Data lines:
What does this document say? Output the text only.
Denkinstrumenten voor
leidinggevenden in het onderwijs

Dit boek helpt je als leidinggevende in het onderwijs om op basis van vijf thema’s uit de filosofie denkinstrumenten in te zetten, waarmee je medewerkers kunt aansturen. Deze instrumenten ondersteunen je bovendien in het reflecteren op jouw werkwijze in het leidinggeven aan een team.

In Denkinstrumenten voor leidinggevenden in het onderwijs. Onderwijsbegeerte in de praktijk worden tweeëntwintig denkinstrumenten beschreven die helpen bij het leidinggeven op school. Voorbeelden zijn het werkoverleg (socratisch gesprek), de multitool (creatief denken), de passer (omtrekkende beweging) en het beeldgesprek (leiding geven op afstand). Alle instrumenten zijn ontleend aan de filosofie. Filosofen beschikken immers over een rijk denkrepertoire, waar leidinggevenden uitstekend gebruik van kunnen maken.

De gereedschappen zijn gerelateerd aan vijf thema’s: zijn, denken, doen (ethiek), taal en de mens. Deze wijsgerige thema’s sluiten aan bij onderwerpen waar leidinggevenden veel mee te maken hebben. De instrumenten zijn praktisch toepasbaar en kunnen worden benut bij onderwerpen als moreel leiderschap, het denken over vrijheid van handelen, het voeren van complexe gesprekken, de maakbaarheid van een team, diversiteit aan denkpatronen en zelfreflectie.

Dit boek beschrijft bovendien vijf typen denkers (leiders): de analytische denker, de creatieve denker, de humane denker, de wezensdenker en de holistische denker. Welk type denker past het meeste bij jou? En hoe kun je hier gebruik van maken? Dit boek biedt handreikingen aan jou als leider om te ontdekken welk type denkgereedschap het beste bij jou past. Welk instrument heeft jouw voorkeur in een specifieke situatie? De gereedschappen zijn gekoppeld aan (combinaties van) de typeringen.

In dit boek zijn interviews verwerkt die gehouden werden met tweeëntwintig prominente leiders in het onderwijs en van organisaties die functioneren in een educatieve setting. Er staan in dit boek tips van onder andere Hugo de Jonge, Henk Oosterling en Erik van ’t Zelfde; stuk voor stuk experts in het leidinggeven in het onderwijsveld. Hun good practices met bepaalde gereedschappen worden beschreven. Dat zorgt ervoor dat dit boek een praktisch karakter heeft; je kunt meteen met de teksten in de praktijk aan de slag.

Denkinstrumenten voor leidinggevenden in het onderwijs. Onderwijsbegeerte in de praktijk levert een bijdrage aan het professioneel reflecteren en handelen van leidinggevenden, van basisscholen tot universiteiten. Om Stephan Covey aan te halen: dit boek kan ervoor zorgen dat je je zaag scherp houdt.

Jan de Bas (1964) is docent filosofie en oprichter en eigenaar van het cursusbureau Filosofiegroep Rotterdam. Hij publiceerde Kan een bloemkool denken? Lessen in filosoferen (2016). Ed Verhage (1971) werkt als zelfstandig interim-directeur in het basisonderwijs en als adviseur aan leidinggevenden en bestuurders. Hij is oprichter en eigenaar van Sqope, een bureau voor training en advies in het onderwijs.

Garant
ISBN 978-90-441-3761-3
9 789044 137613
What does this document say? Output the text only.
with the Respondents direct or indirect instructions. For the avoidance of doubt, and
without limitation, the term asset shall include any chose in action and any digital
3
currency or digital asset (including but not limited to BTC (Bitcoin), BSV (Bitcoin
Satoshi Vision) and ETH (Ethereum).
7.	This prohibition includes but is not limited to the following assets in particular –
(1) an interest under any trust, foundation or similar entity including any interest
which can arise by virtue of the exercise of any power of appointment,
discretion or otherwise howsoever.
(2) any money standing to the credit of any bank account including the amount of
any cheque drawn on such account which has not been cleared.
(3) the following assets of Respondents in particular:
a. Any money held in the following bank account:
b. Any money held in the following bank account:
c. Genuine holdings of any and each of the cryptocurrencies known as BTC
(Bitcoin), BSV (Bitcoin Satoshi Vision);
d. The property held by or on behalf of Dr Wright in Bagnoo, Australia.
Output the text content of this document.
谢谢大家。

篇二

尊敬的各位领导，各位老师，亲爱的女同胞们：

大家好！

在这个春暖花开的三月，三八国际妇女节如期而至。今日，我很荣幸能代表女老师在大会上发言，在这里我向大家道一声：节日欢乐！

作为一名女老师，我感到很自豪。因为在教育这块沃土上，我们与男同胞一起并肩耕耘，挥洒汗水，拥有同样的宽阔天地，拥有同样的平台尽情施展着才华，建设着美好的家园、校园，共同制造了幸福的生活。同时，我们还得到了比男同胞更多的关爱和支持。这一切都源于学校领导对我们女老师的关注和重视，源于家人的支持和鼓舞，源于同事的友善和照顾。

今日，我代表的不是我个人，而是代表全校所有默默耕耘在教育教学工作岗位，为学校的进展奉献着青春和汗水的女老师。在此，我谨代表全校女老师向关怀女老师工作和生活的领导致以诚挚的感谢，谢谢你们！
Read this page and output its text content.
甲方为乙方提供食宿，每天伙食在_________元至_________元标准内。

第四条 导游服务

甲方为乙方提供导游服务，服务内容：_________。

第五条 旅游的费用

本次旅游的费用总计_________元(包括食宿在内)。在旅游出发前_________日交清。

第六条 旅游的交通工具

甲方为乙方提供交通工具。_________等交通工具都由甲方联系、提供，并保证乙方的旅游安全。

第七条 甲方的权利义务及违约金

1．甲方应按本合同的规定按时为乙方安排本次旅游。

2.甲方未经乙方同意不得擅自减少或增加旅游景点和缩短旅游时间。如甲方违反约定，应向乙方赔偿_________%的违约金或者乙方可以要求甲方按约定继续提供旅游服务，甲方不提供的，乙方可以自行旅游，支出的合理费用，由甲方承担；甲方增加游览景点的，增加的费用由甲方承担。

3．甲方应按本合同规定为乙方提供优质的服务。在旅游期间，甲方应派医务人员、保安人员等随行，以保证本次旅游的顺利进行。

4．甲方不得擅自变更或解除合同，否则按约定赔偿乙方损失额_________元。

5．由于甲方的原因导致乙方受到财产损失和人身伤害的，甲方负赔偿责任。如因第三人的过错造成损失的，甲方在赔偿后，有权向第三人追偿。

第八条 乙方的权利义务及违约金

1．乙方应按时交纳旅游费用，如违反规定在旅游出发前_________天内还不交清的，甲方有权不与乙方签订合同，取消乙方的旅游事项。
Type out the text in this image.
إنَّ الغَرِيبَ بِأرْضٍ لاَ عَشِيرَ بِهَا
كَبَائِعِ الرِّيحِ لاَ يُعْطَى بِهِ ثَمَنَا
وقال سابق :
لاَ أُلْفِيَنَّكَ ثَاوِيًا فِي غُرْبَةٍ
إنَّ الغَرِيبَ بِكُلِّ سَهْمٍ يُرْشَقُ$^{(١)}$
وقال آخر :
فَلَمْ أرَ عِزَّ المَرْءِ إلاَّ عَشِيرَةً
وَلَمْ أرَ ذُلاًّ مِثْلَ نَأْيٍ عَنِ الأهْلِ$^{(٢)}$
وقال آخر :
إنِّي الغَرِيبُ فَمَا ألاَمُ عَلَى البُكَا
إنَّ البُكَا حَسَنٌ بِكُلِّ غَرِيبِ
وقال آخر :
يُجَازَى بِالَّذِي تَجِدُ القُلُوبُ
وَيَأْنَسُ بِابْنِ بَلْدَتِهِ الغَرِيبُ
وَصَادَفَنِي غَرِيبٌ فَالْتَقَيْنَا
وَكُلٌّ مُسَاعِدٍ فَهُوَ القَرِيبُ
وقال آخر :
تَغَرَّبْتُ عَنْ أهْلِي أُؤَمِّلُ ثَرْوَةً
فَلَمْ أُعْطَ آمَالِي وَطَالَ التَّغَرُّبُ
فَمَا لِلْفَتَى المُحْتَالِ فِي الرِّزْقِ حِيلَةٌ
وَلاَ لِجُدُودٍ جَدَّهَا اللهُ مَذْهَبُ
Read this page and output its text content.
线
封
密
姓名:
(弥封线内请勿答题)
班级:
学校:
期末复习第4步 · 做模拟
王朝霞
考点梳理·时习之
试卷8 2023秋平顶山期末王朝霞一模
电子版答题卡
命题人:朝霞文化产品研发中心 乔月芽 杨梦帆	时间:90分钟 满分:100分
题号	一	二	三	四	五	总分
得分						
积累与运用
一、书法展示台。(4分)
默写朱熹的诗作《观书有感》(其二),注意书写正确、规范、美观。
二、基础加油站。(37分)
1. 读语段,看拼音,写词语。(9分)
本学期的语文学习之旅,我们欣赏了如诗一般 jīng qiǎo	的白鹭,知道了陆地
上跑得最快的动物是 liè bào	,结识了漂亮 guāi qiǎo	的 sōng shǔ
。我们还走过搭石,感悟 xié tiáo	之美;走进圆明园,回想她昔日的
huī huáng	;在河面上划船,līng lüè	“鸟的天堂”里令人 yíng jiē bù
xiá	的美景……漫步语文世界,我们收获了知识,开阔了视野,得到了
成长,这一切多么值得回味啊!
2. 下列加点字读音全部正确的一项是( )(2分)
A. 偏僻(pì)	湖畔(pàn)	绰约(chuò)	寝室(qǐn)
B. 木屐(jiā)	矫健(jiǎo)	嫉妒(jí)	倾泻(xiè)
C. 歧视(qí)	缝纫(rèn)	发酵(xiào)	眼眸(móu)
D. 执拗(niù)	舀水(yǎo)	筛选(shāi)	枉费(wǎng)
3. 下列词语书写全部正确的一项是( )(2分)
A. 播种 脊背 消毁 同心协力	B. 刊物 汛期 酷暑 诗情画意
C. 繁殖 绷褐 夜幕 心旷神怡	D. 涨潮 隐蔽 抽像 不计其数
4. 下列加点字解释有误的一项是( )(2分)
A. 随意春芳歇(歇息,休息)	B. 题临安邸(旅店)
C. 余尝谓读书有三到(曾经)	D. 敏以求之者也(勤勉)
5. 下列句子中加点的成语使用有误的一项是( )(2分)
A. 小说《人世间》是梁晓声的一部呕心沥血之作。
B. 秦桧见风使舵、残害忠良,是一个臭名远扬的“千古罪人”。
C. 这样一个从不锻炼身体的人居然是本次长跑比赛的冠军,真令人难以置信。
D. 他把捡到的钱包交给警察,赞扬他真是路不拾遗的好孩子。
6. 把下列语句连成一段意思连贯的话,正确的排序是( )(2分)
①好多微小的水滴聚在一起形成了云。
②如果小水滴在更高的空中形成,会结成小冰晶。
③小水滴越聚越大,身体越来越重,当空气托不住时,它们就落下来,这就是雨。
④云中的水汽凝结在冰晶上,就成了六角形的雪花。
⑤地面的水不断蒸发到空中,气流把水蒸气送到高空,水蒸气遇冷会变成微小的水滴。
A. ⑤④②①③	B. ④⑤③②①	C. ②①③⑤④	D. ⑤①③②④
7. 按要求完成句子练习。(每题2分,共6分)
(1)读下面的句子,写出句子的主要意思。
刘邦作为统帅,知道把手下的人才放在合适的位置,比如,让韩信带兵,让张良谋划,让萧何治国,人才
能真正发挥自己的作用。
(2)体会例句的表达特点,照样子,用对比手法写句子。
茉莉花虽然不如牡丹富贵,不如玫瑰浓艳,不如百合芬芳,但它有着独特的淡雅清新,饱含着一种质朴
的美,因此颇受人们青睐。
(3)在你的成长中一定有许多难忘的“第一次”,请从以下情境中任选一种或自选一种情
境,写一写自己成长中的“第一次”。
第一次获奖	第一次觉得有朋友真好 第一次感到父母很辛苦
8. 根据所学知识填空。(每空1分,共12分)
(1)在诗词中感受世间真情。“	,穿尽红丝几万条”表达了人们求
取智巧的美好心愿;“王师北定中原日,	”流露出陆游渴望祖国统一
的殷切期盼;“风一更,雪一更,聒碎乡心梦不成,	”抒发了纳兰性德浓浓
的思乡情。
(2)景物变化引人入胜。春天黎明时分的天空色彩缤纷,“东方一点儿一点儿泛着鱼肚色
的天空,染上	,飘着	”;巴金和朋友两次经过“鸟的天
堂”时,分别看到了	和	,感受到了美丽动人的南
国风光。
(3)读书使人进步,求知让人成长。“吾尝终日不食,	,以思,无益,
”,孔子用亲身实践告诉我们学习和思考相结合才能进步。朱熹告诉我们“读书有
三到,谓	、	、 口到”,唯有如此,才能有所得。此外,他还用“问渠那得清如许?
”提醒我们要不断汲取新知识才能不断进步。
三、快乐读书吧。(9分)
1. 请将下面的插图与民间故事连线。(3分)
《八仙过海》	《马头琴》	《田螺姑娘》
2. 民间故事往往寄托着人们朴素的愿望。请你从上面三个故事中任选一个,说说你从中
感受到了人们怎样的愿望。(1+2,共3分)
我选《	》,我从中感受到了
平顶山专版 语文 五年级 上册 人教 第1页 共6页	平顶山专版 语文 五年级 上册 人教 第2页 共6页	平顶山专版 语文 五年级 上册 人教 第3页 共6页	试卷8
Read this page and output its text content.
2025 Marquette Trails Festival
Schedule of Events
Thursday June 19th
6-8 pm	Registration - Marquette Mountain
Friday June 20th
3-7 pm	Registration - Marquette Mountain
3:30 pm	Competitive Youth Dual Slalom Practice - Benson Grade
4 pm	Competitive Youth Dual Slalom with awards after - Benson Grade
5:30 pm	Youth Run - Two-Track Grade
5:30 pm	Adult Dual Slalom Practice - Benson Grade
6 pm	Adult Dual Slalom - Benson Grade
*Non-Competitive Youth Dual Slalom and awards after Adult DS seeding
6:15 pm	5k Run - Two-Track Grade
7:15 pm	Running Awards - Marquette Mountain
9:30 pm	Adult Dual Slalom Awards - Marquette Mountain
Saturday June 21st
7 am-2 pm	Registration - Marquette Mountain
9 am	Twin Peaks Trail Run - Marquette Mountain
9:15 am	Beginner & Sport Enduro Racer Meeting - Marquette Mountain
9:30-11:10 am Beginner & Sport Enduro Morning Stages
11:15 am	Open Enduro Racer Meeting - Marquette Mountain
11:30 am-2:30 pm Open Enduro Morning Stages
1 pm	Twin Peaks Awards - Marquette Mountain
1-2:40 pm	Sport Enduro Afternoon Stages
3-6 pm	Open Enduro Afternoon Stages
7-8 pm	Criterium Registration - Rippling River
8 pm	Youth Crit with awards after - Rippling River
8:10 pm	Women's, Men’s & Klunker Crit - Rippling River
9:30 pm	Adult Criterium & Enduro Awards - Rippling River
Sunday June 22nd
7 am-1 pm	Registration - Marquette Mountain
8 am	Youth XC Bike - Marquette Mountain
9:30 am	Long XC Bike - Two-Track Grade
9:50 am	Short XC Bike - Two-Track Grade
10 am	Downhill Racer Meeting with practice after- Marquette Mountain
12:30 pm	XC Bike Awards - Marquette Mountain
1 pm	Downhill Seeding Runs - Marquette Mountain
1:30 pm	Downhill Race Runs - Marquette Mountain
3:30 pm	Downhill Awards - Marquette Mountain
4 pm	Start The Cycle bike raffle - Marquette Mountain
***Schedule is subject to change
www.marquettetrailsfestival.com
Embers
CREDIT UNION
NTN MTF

Problem to work on: Report only the count of lines that include the string "particular".

The completed task: 2